▶ [Exercise requirements]:
In the 1861 military letters, reproduce everything from "I am, sir, very" down to "much as possible.", word for word.

▶ [Text for analysis]:

I am, sir, very respectfully, your obedient servant,


Major and Acting Assistant Adjutant-General.



Williamsburg, July 22, 1861.


Commanding Cavalry, Cockletown:

SIR: To avoid any surprise at Bethel to the picket stationed there, if there is one there, another might be kept at the milldam or crossing below. Pickets should be kept out in such a manner as to prevent infantry moving through the woods to Cockletown. Captain Philips and others can indicate the points to Colonel Johnston, who will be very vigilant. It is thought by the commanding general that thirty infantry is too small a party to send out in ambush, but it is desired that the enemy be pressed back and kept from marauding as much as possible.

By command of General Magruder:


Major and Acting Assistant Adjutant-General.


STAUTON, [July] 22, 1861.

General R. E. LEE:

I am here by order of General Jackson with the remmant of six companies of the Twentieth Regiment - A, B, C, D, E, and F - with orders to report at general headquarters. I have with me Companies G and H, which are on parole. Shall I bring all the companies to Richmond? Answer by telegraph.


Major, Commanding.


RALEIGH, July 22, 1861.


SIR: The Governor directs me to inclose to you a communication from General Gatlin relative to the necessity of erecting two additional batteries for the defense of Wilmington, according to Whiting's plan. Captain C. Lee arrived to-day, and as he will report to you about the forts the Governor avails himself of the opportunity of suggesting that we have engineer officers competent to finish the fortifications at Hatteras and Ocracoke and on the Cape Fear. As the troops there will have to be paid and the expense of finishing the fortifications to be met, he would undertake the matter upon your sending him $50,000 in Confederate bonds, keeping an account of the disbursements and advancing the money on them. This suggestion is made predicated upon the fear expressed by you to me that you would find it difficult to furnish officers, and that as the General Government had assumed the jurisdiction of the forts and would undergo the expense of garrisoning them it would possibly relieve you for us to advance the funds on the bonds.

▶ [Bounding box prediction data]:

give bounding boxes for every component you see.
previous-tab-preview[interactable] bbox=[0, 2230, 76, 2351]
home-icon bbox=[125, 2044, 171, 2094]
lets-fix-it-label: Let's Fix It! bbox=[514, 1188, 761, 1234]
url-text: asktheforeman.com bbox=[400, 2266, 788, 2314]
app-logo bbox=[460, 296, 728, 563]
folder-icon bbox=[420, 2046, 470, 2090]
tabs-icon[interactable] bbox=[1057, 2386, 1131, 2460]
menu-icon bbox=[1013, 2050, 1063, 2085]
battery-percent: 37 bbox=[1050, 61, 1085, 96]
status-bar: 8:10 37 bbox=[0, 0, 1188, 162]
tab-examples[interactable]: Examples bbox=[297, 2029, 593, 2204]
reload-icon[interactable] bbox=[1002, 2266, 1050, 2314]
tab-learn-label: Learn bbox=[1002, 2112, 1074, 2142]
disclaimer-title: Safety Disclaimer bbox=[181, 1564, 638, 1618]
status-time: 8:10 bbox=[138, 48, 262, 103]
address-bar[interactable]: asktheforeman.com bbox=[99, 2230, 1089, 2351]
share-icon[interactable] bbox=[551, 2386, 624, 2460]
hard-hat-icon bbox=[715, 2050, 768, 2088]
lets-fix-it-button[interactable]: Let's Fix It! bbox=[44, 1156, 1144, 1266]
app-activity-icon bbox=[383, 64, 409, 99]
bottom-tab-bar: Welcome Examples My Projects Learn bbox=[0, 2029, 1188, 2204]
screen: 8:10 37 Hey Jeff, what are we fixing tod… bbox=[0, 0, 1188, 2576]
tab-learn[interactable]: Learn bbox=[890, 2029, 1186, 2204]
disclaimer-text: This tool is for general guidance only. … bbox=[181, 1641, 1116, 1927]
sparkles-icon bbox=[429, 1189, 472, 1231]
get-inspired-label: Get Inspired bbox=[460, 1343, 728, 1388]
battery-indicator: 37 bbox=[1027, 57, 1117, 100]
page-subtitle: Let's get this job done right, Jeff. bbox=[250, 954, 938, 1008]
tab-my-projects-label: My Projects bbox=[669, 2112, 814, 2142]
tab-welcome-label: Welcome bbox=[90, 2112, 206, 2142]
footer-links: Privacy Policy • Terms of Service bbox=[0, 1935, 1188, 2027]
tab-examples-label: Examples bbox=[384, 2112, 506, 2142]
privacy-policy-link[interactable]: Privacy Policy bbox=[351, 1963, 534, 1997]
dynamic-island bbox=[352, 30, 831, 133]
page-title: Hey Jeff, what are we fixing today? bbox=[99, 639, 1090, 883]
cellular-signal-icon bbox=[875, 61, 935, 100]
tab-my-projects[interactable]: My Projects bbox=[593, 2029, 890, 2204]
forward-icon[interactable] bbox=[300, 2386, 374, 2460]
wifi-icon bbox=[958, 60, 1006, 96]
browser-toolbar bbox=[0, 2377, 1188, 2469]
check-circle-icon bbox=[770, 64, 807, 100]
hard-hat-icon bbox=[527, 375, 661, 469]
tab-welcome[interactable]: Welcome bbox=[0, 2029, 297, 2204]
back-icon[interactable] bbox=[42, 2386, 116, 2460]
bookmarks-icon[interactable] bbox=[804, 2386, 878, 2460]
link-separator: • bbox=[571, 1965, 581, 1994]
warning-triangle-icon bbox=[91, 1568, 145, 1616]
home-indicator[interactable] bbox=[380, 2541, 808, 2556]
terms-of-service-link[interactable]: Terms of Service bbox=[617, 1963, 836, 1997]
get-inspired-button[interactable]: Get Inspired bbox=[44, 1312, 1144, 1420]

▶ [Answer space]:
I am, sir, very respectfully, your obedient servant,


Major and Acting Assistant Adjutant-General.



Williamsburg, July 22, 1861.


Commanding Cavalry, Cockletown:

SIR: To avoid any surprise at Bethel to the picket stationed there, if there is one there, another might be kept at the milldam or crossing below. Pickets should be kept out in such a manner as to prevent infantry moving through the woods to Cockletown. Captain Philips and others can indicate the points to Colonel Johnston, who will be very vigilant. It is thought by the commanding general that thirty infantry is too small a party to send out in ambush, but it is desired that the enemy be pressed back and kept from marauding as much as possible.